* Required task: Scan the lines below for the string "zmian" and report how many lines contain it, giving only the number.

[Collection entries]
-- -- --

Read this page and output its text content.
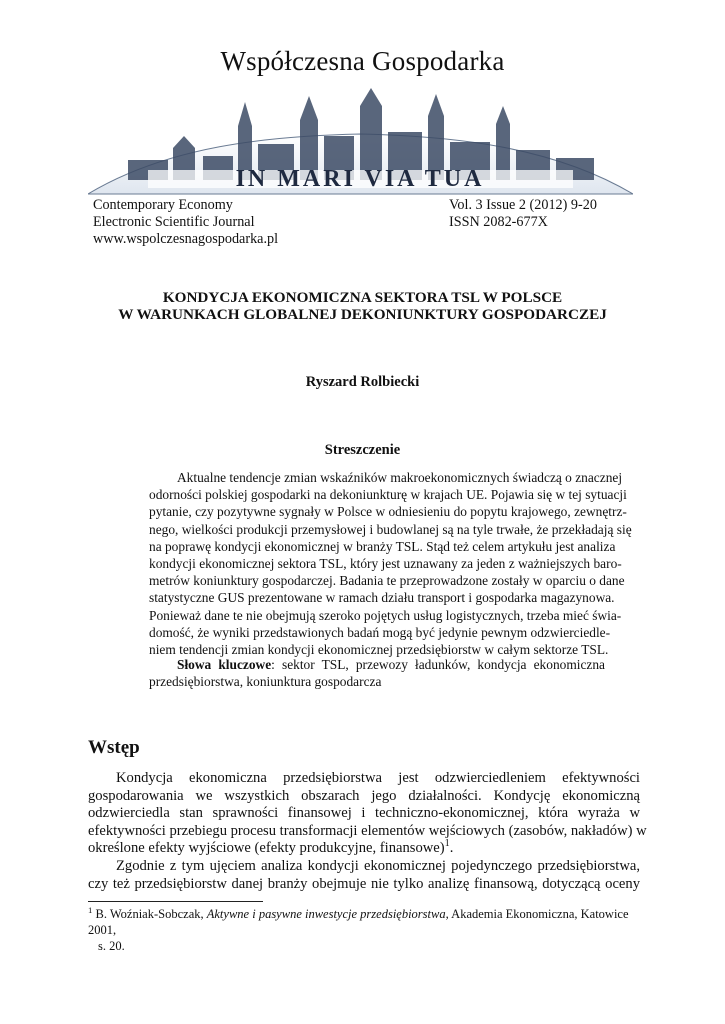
Współczesna Gospodarka
IN MARI VIA TUA
Contemporary Economy
Electronic Scientific Journal
www.wspolczesnagospodarka.pl
Vol. 3 Issue 2 (2012) 9-20
ISSN 2082-677X
KONDYCJA EKONOMICZNA SEKTORA TSL W POLSCE
W WARUNKACH GLOBALNEJ DEKONIUNKTURY GOSPODARCZEJ
Ryszard Rolbiecki
Streszczenie
Aktualne tendencje zmian wskaźników makroekonomicznych świadczą o znacznej
odorności polskiej gospodarki na dekoniunkturę w krajach UE. Pojawia się w tej sytuacji
pytanie, czy pozytywne sygnały w Polsce w odniesieniu do popytu krajowego, zewnętrz-
nego, wielkości produkcji przemysłowej i budowlanej są na tyle trwałe, że przekładają się
na poprawę kondycji ekonomicznej w branży TSL. Stąd też celem artykułu jest analiza
kondycji ekonomicznej sektora TSL, który jest uznawany za jeden z ważniejszych baro-
metrów koniunktury gospodarczej. Badania te przeprowadzone zostały w oparciu o dane
statystyczne GUS prezentowane w ramach działu transport i gospodarka magazynowa.
Ponieważ dane te nie obejmują szeroko pojętych usług logistycznych, trzeba mieć świa-
domość, że wyniki przedstawionych badań mogą być jedynie pewnym odzwierciedle-
niem tendencji zmian kondycji ekonomicznej przedsiębiorstw w całym sektorze TSL.
Słowa kluczowe: sektor TSL, przewozy ładunków, kondycja ekonomiczna
przedsiębiorstwa, koniunktura gospodarcza
Wstęp
Kondycja ekonomiczna przedsiębiorstwa jest odzwierciedleniem efektywności
gospodarowania we wszystkich obszarach jego działalności. Kondycję ekonomiczną
odzwierciedla stan sprawności finansowej i techniczno-ekonomicznej, która wyraża w
efektywności przebiegu procesu transformacji elementów wejściowych (zasobów, nakładów) w
określone efekty wyjściowe (efekty produkcyjne, finansowe)$^1$.
Zgodnie z tym ujęciem analiza kondycji ekonomicznej pojedynczego przedsiębiorstwa,
czy też przedsiębiorstw danej branży obejmuje nie tylko analizę finansową, dotyczącą oceny
$^1$ B. Woźniak-Sobczak, Aktywne i pasywne inwestycje przedsiębiorstwa, Akademia Ekonomiczna, Katowice 2001,
s. 20.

-- -- --

* Final result: 2